◆ **The problem**
Print every line of the records below word for word, with no changes.

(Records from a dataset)

— Start —

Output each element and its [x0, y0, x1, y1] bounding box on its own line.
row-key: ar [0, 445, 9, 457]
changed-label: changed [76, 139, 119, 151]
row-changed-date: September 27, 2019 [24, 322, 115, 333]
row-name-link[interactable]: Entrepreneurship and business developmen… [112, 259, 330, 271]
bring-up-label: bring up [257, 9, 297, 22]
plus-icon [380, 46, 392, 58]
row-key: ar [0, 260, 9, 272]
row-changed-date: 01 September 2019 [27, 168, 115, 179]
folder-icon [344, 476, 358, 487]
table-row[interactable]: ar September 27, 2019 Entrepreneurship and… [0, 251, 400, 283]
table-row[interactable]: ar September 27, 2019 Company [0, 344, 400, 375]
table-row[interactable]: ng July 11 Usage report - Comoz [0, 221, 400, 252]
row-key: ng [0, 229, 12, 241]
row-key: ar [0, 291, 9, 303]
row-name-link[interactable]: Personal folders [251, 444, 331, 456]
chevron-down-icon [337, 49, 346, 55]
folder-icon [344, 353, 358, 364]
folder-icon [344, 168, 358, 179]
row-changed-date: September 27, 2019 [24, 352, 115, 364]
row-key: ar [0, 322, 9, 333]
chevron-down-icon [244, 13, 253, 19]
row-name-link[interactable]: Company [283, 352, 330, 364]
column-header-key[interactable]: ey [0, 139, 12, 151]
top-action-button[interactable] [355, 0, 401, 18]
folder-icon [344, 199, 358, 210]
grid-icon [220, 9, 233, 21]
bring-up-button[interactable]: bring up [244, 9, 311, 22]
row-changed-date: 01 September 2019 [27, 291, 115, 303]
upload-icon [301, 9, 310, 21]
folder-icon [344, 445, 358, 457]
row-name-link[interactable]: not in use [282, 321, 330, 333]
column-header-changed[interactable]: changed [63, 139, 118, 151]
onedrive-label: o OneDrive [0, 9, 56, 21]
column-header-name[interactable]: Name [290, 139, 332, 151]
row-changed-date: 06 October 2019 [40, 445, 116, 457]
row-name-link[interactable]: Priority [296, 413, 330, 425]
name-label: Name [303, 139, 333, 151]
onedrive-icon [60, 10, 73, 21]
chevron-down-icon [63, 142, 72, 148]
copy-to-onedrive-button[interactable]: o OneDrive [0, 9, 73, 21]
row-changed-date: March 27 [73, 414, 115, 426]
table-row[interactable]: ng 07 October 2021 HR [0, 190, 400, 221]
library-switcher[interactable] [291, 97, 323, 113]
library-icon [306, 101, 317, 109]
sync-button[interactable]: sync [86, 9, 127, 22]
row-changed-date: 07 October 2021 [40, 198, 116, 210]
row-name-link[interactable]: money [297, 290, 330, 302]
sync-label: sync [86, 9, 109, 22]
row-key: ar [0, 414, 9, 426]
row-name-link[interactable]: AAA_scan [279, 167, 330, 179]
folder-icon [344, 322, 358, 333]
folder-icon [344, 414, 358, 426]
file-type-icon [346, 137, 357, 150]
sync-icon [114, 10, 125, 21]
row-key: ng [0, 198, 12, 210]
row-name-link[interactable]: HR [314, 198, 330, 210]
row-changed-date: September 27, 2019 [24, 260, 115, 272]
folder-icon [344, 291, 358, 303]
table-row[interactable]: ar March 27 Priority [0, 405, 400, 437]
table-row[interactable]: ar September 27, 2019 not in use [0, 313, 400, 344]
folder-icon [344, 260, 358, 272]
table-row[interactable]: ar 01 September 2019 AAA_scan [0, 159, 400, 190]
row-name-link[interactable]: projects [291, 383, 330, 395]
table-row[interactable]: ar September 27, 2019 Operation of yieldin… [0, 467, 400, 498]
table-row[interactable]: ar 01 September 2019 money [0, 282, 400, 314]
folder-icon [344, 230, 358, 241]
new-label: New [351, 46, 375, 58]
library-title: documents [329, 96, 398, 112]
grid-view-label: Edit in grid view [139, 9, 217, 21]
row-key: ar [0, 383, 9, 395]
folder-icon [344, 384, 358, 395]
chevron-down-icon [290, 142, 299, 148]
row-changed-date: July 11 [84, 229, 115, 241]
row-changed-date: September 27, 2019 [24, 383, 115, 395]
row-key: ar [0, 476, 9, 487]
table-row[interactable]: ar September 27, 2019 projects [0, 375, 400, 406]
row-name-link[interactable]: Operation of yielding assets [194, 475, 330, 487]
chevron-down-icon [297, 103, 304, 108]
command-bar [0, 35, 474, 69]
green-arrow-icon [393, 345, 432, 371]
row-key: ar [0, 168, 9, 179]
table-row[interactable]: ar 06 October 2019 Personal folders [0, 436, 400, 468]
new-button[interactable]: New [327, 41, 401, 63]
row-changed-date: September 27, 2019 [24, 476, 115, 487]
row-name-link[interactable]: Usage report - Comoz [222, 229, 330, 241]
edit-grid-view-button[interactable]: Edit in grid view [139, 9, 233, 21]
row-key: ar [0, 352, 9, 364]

— End —

◆ **Response for this exercise**
Output each element and its [x0, y0, x1, y1] bounding box on its own line.
row-key: ar [0, 445, 9, 457]
changed-label: changed [76, 139, 119, 151]
row-changed-date: September 27, 2019 [24, 322, 115, 333]
row-name-link[interactable]: Entrepreneurship and business developmen… [112, 259, 330, 271]
bring-up-label: bring up [257, 9, 297, 22]
plus-icon [380, 46, 392, 58]
row-key: ar [0, 260, 9, 272]
row-changed-date: 01 September 2019 [27, 168, 115, 179]
folder-icon [344, 476, 358, 487]
table-row[interactable]: ar September 27, 2019 Entrepreneurship and… [0, 251, 400, 283]
table-row[interactable]: ar September 27, 2019 Company [0, 344, 400, 375]
table-row[interactable]: ng July 11 Usage report - Comoz [0, 221, 400, 252]
row-key: ng [0, 229, 12, 241]
row-key: ar [0, 291, 9, 303]
row-name-link[interactable]: Personal folders [251, 444, 331, 456]
chevron-down-icon [337, 49, 346, 55]
folder-icon [344, 353, 358, 364]
folder-icon [344, 168, 358, 179]
row-changed-date: September 27, 2019 [24, 352, 115, 364]
row-key: ar [0, 322, 9, 333]
chevron-down-icon [244, 13, 253, 19]
row-name-link[interactable]: Company [283, 352, 330, 364]
column-header-key[interactable]: ey [0, 139, 12, 151]
top-action-button[interactable] [355, 0, 401, 18]
folder-icon [344, 199, 358, 210]
grid-icon [220, 9, 233, 21]
bring-up-button[interactable]: bring up [244, 9, 311, 22]
row-changed-date: 01 September 2019 [27, 291, 115, 303]
upload-icon [301, 9, 310, 21]
folder-icon [344, 445, 358, 457]
row-name-link[interactable]: not in use [282, 321, 330, 333]
column-header-changed[interactable]: changed [63, 139, 118, 151]
onedrive-label: o OneDrive [0, 9, 56, 21]
column-header-name[interactable]: Name [290, 139, 332, 151]
row-changed-date: 06 October 2019 [40, 445, 116, 457]
row-name-link[interactable]: Priority [296, 413, 330, 425]
name-label: Name [303, 139, 333, 151]
onedrive-icon [60, 10, 73, 21]
chevron-down-icon [63, 142, 72, 148]
copy-to-onedrive-button[interactable]: o OneDrive [0, 9, 73, 21]
row-changed-date: March 27 [73, 414, 115, 426]
table-row[interactable]: ng 07 October 2021 HR [0, 190, 400, 221]
library-switcher[interactable] [291, 97, 323, 113]
library-icon [306, 101, 317, 109]
sync-button[interactable]: sync [86, 9, 127, 22]
row-changed-date: 07 October 2021 [40, 198, 116, 210]
row-name-link[interactable]: money [297, 290, 330, 302]
sync-label: sync [86, 9, 109, 22]
row-key: ar [0, 414, 9, 426]
row-name-link[interactable]: AAA_scan [279, 167, 330, 179]
folder-icon [344, 322, 358, 333]
folder-icon [344, 414, 358, 426]
file-type-icon [346, 137, 357, 150]
sync-icon [114, 10, 125, 21]
row-key: ng [0, 198, 12, 210]
row-name-link[interactable]: HR [314, 198, 330, 210]
row-changed-date: September 27, 2019 [24, 260, 115, 272]
folder-icon [344, 291, 358, 303]
table-row[interactable]: ar March 27 Priority [0, 405, 400, 437]
table-row[interactable]: ar September 27, 2019 not in use [0, 313, 400, 344]
folder-icon [344, 260, 358, 272]
table-row[interactable]: ar 01 September 2019 AAA_scan [0, 159, 400, 190]
row-name-link[interactable]: projects [291, 383, 330, 395]
table-row[interactable]: ar September 27, 2019 Operation of yieldin… [0, 467, 400, 498]
table-row[interactable]: ar 01 September 2019 money [0, 282, 400, 314]
folder-icon [344, 230, 358, 241]
new-label: New [351, 46, 375, 58]
library-title: documents [329, 96, 398, 112]
grid-view-label: Edit in grid view [139, 9, 217, 21]
row-key: ar [0, 383, 9, 395]
folder-icon [344, 384, 358, 395]
chevron-down-icon [290, 142, 299, 148]
row-changed-date: July 11 [84, 229, 115, 241]
row-changed-date: September 27, 2019 [24, 383, 115, 395]
row-key: ar [0, 476, 9, 487]
table-row[interactable]: ar September 27, 2019 projects [0, 375, 400, 406]
row-name-link[interactable]: Operation of yielding assets [194, 475, 330, 487]
chevron-down-icon [297, 103, 304, 108]
command-bar [0, 35, 474, 69]
green-arrow-icon [393, 345, 432, 371]
row-key: ar [0, 168, 9, 179]
table-row[interactable]: ar 06 October 2019 Personal folders [0, 436, 400, 468]
new-button[interactable]: New [327, 41, 401, 63]
row-changed-date: September 27, 2019 [24, 476, 115, 487]
row-name-link[interactable]: Usage report - Comoz [222, 229, 330, 241]
edit-grid-view-button[interactable]: Edit in grid view [139, 9, 233, 21]
row-key: ar [0, 352, 9, 364]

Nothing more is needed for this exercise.